> [Reading text]
------------------------

The money is coming at a time when Pueblo County’s COVID-19 case numbers are on the rise once again. MORE: Pueblo crime beat: Judicial building broken into Wednesday; Sunflower Bank robbed Tuesday
“We’re very grateful for the funding,” said Donald Moore, the CEO of PCHC. “It means that we have the resources that we need to serve the community, which is what our role is; to provide health care to those in need. It’s counterintuitive during a year ripe with a public health crisis, but PCHC actually saw about 4,000 fewer patients in 2020 than in 2019. Moore said this was due to people avoiding primary care services and non-urgent appointments during the pandemic in order to avoid public exposure. They put off things like pap smears, immunizations and annual physical exams.
In 2019, PCHC saw approximately 28,000 patients. That’s about one in six Pueblo County residents. This means that as the pandemic eases up and people feel more comfortable coming in for that “delayed and forgotten care,” the health center is expecting a need to quickly increase its capacity. The American Rescue Plan money will help them increase staff and grow operations to meet that demand.
Moore said that 80% of the households PCHC serves live at or below the poverty level. PCHC disproportionately provides care for minority populations and people with chronic illnesses such as hypertension and diabetes. “Community health centers are a big answer to the equity issue because of the target population we serve.”

------------------------

> [Activity list]
• a. According to the health center article, what kinds of care did people put off during the pandemic? List each one.
• b. In the health center article, reproduce word for word the passage that begins with the words containing "The money is" and ends with "annual physical exams.".
• c. Carry the article about Pueblo's community health center forward from its final sentence.

> [Document structure recognition data]
------------------------

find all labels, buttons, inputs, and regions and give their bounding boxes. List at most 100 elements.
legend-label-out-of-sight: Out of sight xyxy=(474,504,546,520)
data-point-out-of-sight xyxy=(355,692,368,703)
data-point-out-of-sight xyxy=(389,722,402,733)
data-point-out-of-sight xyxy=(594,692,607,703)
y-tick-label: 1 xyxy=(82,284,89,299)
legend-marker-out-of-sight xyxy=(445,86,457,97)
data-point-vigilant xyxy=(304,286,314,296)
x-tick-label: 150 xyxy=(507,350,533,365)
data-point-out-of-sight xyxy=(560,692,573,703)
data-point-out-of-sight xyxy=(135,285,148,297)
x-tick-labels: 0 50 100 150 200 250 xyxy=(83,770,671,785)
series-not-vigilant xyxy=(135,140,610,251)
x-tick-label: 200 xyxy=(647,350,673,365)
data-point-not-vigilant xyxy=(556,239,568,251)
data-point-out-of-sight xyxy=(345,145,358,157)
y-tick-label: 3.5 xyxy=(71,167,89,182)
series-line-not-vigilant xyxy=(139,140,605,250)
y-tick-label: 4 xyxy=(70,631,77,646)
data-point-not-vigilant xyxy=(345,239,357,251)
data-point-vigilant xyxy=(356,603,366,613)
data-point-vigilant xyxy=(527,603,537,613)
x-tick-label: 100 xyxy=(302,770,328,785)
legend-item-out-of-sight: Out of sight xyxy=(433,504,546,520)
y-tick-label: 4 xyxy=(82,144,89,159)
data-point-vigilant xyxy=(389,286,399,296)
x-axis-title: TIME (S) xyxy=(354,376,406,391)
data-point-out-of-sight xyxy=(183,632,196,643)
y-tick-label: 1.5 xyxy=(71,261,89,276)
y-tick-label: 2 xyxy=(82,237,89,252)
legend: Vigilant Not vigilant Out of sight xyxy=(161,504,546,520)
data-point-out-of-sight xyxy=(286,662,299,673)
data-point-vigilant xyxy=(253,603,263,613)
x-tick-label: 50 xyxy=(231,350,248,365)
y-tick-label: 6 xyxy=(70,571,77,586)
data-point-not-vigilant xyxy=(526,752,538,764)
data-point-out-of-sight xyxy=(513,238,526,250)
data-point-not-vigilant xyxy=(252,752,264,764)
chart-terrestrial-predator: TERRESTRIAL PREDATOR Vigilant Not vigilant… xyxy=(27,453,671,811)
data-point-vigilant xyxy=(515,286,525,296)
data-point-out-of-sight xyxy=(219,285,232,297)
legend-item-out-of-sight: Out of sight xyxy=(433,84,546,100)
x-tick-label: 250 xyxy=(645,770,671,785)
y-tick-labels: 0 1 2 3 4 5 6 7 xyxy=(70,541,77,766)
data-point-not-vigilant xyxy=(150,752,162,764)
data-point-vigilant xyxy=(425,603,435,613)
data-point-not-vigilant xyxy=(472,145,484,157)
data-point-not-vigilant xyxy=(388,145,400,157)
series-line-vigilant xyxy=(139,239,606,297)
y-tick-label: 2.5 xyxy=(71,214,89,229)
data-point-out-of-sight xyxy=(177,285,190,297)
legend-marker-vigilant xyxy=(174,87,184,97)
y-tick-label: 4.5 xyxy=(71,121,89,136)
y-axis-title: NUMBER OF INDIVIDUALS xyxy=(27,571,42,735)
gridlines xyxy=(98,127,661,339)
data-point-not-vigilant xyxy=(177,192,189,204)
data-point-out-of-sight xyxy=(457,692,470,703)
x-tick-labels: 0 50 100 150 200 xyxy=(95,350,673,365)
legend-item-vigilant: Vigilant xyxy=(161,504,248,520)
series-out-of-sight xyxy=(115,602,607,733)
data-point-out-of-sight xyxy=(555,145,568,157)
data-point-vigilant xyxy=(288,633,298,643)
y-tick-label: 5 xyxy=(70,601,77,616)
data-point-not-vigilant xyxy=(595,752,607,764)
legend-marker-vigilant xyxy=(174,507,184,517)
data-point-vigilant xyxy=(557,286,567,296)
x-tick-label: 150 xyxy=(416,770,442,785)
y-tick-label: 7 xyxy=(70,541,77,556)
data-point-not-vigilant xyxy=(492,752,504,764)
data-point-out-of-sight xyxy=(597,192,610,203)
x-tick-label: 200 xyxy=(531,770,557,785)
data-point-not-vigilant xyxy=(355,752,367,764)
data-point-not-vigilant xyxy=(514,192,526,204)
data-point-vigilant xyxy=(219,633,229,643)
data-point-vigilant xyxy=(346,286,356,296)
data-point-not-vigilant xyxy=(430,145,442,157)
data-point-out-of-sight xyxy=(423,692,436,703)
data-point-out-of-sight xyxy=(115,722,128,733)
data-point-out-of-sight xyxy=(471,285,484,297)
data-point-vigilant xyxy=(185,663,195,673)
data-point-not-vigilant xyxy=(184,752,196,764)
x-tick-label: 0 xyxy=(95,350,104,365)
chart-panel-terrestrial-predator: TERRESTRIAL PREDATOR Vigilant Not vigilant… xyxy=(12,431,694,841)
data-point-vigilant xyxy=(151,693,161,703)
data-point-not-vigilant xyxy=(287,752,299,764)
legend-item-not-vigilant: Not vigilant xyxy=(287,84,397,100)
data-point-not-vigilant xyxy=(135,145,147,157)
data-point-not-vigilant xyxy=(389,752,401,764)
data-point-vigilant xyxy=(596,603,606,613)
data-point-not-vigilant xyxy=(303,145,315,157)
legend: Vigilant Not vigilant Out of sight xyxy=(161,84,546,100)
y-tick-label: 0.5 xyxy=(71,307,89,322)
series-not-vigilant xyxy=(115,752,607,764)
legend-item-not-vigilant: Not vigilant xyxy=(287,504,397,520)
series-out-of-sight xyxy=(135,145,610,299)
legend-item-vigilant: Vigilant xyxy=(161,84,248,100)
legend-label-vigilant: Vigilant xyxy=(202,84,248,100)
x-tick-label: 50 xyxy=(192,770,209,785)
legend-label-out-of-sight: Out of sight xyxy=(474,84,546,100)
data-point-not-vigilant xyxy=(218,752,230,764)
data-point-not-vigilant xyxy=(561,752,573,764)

------------------------

> [Expected results]
• a. Pap smears, immunizations, annual physical exams

• b.
The money is coming at a time when Pueblo County’s COVID-19 case numbers are on the rise once again. MORE: Pueblo crime beat: Judicial building broken into Wednesday; Sunflower Bank robbed Tuesday
“We’re very grateful for the funding,” said Donald Moore, the CEO of PCHC. “It means that we have the resources that we need to serve the community, which is what our role is; to provide health care to those in need. It’s counterintuitive during a year ripe with a public health crisis, but PCHC actually saw about 4,000 fewer patients in 2020 than in 2019. Moore said this was due to people avoiding primary care services and non-urgent appointments during the pandemic in order to avoid public exposure. They put off things like pap smears, immunizations and annual physical exams.

• c.
“Organizations are starting to ramp up and open up again,” Moore said. “We’ve got these vaccine clinics, we’ve got lots of health care and public health activities going on, and we’re going to go through a period of time where we staff up to keep up with the needs.” PCHC did not lay anyone off during the pandemic. But Moore said they did not have the resources to hire replacements for employees who left.
Moore said he hopes to also ramp up telehealth services as a result of more patients relying on remote care during the pandemic. He said it’s a long-term investment that will make PCHC a more robust and efficient provider. “One of the good things that’s come out of the pandemic is we’ve really developed a strong capability of telehealth and we’ve upped our game with technology and being able to offer those services. The funding will help us continue to improve and develop that,” he said. The money will also be used to purchase adequate personal protective equipment and to grow the center’s vaccination capacity as more doses become available.